START
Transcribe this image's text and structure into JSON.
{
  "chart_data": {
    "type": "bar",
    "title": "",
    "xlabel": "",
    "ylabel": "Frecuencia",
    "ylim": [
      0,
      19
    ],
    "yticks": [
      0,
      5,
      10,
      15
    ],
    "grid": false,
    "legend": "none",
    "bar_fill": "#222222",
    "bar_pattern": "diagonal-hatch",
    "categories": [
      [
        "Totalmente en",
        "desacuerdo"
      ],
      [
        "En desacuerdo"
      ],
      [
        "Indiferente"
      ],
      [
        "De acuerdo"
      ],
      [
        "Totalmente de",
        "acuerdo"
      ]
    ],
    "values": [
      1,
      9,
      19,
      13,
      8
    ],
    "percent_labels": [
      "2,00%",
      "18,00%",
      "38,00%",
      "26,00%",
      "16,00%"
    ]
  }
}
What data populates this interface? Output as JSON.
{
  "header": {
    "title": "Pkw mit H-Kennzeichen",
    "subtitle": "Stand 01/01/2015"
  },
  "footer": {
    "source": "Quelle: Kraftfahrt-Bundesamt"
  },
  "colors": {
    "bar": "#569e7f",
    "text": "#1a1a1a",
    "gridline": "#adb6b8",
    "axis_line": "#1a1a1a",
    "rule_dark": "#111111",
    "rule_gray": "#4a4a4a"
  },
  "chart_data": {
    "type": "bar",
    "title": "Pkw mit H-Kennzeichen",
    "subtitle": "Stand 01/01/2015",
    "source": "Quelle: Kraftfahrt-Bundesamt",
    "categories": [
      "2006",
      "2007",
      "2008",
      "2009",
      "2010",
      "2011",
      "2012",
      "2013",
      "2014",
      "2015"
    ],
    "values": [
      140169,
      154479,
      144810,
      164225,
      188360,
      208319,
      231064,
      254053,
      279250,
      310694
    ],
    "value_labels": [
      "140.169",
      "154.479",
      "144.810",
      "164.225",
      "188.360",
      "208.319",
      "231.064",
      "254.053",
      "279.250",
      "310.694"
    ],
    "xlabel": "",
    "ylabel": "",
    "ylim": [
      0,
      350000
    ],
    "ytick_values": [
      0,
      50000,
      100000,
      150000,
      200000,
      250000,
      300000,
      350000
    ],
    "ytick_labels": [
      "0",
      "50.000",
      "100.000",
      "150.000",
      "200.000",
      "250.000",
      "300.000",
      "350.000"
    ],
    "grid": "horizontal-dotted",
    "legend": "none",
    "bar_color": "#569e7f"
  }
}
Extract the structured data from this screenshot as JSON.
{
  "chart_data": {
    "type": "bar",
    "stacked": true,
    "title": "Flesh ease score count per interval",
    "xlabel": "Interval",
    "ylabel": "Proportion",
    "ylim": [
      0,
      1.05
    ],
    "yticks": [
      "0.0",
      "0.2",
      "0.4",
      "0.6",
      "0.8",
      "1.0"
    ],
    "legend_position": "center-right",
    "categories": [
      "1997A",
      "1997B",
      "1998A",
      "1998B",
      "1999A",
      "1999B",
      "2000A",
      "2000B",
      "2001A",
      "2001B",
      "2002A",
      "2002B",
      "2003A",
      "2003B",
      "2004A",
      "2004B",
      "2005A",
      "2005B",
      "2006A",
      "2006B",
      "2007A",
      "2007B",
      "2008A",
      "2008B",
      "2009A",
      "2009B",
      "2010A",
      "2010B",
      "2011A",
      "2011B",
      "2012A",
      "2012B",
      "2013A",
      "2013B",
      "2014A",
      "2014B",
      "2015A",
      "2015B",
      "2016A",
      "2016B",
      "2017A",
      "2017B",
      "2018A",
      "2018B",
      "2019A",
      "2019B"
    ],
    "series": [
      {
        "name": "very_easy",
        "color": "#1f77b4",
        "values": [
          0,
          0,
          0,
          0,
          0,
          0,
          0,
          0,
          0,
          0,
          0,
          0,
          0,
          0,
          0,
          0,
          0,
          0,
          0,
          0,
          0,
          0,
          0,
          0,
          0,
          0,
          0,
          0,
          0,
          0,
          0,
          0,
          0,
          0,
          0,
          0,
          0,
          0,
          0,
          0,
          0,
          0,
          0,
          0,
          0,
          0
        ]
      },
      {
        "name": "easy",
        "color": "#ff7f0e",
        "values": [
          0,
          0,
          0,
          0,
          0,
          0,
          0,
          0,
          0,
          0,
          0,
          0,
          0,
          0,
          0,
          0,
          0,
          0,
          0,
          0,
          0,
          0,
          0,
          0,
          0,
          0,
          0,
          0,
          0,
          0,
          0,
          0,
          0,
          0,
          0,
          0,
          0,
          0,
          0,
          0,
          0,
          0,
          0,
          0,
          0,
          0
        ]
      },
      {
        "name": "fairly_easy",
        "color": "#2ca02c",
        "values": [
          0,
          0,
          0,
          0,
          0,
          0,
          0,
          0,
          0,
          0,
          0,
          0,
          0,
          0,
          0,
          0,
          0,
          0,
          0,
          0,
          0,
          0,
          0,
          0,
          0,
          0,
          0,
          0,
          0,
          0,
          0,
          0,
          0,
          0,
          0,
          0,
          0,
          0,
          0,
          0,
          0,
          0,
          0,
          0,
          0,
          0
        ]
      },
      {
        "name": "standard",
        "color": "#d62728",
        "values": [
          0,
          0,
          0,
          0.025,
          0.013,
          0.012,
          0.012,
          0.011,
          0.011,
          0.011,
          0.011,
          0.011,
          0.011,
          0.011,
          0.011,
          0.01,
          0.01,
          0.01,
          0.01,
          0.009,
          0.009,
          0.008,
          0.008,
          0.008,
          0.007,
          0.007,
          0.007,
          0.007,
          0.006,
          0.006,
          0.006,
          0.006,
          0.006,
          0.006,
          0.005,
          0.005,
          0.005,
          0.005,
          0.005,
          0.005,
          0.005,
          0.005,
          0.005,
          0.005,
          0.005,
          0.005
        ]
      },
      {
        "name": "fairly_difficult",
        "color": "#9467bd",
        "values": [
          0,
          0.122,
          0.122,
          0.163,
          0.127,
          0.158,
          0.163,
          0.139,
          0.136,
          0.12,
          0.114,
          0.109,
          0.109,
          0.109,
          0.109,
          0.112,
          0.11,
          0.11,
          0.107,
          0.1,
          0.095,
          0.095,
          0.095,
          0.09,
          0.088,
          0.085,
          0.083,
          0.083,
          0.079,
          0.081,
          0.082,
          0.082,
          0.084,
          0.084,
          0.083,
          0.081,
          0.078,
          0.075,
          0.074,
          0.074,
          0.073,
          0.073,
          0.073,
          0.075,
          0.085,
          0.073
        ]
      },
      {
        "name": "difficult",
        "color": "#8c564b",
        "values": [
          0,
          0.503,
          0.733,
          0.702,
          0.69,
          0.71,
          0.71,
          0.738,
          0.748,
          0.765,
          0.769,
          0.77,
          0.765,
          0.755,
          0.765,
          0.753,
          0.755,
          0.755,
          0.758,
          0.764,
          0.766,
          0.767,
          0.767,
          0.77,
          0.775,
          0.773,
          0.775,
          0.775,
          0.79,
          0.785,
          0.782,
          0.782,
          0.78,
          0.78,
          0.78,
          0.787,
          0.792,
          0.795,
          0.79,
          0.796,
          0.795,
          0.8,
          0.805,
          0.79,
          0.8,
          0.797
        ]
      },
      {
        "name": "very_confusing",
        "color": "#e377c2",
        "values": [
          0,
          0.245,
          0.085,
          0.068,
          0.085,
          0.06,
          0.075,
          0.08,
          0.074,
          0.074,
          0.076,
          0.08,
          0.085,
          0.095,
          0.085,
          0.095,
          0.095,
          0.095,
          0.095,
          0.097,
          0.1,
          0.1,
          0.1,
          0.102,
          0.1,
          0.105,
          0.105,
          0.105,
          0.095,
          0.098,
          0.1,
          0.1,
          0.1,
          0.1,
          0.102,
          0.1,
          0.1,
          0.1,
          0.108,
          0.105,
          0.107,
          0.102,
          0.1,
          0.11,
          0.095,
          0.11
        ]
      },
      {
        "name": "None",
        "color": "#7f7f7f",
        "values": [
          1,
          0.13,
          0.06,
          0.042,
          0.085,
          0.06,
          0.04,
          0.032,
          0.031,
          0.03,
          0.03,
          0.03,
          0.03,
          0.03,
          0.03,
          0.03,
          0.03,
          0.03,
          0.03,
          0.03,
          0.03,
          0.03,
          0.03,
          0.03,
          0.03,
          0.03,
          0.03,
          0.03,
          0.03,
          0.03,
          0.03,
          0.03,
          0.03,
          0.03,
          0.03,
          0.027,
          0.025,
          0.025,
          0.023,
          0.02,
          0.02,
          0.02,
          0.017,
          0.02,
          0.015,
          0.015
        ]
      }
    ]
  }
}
END
§ Problem to solve: Every line in the data above that contains "subtitle" needs to be copied.

§ Written response:
    "subtitle": "Stand 01/01/2015"
    "subtitle": "Stand 01/01/2015",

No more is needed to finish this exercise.